[Supplied data]:
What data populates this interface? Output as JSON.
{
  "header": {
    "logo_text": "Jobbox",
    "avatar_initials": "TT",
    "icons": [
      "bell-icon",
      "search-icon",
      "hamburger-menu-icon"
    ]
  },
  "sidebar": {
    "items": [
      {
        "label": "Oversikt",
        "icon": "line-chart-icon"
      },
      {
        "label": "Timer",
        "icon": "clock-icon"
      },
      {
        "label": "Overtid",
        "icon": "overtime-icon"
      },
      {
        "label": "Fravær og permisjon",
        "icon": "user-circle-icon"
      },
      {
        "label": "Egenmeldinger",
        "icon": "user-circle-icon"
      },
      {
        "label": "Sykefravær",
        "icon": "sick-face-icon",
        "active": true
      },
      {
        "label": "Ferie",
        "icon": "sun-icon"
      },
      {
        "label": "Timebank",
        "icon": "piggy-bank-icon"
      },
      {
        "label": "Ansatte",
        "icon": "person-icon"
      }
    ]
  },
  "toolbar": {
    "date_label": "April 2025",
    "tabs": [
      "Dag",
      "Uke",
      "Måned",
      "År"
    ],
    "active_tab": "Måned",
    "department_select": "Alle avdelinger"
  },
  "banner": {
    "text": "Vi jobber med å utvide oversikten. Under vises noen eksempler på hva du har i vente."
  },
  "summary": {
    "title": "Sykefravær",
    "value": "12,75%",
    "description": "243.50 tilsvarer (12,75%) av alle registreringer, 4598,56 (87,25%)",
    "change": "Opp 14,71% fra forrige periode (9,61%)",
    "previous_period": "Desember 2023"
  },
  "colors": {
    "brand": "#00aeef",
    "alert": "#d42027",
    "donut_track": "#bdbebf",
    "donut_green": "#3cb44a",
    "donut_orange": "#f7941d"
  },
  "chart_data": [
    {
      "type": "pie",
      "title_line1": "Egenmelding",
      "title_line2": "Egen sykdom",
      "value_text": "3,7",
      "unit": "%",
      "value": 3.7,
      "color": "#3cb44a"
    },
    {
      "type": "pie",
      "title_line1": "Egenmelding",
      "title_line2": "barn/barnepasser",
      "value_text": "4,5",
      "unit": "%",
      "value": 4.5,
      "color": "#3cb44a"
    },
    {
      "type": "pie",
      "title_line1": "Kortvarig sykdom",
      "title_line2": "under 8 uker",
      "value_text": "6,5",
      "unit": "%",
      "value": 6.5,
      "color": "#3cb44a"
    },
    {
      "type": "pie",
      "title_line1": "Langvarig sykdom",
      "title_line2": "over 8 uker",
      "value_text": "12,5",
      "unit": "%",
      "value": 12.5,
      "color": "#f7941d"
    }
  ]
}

[Given exercise]:
The word "uker" may turn up on some lines of these records; say how many, with no other words.

[Response for this exercise]:
2